[GIVEN EXERCISE] Go through the material and pull out every line with the string "wwww" in it.

###

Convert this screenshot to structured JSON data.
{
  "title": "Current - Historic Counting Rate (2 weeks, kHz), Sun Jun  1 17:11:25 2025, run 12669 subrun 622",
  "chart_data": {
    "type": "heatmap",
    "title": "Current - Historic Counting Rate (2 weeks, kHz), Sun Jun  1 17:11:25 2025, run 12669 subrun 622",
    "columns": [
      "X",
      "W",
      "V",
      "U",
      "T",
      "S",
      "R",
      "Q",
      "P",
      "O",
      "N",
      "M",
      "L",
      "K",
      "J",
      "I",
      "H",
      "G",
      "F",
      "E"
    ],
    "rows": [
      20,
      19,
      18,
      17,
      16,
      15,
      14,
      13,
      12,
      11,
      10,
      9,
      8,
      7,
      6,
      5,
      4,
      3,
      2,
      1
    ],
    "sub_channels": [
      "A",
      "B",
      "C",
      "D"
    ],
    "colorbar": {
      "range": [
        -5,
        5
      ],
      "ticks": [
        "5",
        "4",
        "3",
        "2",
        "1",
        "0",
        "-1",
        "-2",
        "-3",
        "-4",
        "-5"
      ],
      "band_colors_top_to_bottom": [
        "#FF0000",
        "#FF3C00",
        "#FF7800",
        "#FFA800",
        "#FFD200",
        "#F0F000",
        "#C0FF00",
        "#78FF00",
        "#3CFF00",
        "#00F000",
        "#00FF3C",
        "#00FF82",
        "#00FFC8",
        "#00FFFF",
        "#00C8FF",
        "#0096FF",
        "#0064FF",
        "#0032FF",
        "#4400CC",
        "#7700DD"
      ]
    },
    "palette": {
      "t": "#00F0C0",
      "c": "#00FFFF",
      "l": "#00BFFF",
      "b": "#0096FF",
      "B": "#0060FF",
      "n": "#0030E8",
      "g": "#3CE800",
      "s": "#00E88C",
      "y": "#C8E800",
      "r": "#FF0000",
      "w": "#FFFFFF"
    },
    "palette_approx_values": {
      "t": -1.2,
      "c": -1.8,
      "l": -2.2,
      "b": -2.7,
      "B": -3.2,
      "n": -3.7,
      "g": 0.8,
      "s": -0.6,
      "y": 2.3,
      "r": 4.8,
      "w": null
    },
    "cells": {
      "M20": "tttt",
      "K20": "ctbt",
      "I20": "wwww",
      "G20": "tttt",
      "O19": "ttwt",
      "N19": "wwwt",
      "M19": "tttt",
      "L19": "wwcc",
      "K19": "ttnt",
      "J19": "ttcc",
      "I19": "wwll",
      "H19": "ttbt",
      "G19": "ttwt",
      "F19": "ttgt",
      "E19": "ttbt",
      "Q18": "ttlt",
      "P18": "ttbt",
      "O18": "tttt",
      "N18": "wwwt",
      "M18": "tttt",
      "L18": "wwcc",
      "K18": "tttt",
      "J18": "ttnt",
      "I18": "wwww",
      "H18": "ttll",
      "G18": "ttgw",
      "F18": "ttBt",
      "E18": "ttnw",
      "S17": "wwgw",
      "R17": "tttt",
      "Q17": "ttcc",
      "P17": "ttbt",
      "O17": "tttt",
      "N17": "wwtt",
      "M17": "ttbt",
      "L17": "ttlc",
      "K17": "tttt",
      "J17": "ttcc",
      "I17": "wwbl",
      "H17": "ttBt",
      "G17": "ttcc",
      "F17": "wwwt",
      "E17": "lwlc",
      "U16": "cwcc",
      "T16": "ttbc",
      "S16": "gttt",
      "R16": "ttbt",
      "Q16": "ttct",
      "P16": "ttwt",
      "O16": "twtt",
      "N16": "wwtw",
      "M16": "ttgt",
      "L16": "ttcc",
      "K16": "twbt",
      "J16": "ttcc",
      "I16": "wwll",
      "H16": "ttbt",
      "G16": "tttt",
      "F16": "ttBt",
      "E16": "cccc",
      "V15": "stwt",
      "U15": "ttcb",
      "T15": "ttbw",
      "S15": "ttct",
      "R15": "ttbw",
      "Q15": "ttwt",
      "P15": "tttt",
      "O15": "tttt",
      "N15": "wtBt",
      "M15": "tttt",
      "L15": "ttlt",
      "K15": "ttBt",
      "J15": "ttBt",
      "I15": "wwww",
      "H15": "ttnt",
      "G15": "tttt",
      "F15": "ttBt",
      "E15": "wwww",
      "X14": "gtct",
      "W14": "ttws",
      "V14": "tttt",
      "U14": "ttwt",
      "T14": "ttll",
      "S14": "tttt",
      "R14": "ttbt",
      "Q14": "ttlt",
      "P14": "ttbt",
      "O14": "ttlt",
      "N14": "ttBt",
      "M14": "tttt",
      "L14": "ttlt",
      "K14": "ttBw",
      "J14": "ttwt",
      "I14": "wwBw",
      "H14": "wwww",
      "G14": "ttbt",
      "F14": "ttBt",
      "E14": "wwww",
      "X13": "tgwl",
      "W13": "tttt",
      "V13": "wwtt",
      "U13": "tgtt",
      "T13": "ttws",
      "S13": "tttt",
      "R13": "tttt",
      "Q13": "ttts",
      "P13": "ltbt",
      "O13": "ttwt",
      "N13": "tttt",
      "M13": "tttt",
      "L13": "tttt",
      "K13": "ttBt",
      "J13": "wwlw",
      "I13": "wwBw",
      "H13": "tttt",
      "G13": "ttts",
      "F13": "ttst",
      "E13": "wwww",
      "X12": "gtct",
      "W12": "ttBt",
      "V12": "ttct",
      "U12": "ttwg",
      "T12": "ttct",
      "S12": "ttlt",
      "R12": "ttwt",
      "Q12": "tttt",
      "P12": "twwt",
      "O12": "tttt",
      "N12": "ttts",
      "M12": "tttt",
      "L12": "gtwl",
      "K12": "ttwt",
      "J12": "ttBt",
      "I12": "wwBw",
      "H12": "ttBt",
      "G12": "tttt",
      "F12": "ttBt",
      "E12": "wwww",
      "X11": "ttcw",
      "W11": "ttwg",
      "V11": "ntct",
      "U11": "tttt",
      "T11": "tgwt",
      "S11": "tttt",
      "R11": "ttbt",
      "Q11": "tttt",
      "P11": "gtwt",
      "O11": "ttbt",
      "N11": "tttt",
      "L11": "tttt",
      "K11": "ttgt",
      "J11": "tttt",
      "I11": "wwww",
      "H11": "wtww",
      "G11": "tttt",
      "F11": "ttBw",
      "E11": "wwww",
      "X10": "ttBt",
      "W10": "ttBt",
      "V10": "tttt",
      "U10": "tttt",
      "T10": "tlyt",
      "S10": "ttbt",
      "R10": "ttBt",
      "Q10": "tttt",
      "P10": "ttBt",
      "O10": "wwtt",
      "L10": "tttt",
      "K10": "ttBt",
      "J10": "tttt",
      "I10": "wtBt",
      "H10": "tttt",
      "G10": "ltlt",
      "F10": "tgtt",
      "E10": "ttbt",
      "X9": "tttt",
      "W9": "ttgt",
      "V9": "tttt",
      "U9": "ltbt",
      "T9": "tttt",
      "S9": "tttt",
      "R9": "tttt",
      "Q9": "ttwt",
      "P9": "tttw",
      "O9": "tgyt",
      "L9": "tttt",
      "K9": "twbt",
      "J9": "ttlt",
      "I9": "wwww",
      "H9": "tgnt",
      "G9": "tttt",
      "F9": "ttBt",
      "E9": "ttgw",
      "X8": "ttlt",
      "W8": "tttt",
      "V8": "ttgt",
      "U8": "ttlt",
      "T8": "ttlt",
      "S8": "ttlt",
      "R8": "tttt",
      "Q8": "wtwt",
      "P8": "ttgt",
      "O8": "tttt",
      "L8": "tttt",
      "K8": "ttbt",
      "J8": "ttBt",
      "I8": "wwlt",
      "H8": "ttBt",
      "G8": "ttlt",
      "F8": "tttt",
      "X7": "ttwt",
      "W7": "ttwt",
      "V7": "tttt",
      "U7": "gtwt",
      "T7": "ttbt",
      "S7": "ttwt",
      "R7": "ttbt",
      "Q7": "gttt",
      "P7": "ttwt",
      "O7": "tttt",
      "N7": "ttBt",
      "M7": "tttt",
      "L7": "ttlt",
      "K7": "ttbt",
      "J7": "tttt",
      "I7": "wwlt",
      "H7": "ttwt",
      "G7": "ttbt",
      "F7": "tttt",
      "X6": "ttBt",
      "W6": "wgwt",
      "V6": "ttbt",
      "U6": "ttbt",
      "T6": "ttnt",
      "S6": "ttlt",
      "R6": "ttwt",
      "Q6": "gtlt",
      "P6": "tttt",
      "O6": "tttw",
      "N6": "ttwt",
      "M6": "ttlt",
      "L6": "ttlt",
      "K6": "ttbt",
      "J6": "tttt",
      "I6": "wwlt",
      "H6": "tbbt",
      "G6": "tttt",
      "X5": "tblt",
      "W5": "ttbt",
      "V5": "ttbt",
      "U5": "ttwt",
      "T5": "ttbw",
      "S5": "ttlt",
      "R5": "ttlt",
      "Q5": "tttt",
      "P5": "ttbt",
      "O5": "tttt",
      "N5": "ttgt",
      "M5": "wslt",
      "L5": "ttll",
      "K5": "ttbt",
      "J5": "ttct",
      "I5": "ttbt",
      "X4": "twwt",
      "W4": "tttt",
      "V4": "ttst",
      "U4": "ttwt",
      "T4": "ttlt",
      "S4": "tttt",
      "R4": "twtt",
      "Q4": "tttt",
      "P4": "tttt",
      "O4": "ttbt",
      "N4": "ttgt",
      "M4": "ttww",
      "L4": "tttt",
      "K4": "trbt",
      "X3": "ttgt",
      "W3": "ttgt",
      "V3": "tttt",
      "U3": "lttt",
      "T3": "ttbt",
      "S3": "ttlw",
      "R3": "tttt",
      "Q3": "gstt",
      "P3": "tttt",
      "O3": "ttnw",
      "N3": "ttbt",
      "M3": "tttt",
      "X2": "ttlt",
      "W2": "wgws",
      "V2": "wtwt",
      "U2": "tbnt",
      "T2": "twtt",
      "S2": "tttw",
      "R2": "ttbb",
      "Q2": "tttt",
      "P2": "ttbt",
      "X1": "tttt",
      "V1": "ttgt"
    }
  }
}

###

[RESULT OF THIS TASK]
      "I20": "wwww",
      "I18": "wwww",
      "I15": "wwww",
      "E15": "wwww",
      "H14": "wwww",
      "E14": "wwww",
      "E13": "wwww",
      "E12": "wwww",
      "I11": "wwww",
      "E11": "wwww",
      "I9": "wwww",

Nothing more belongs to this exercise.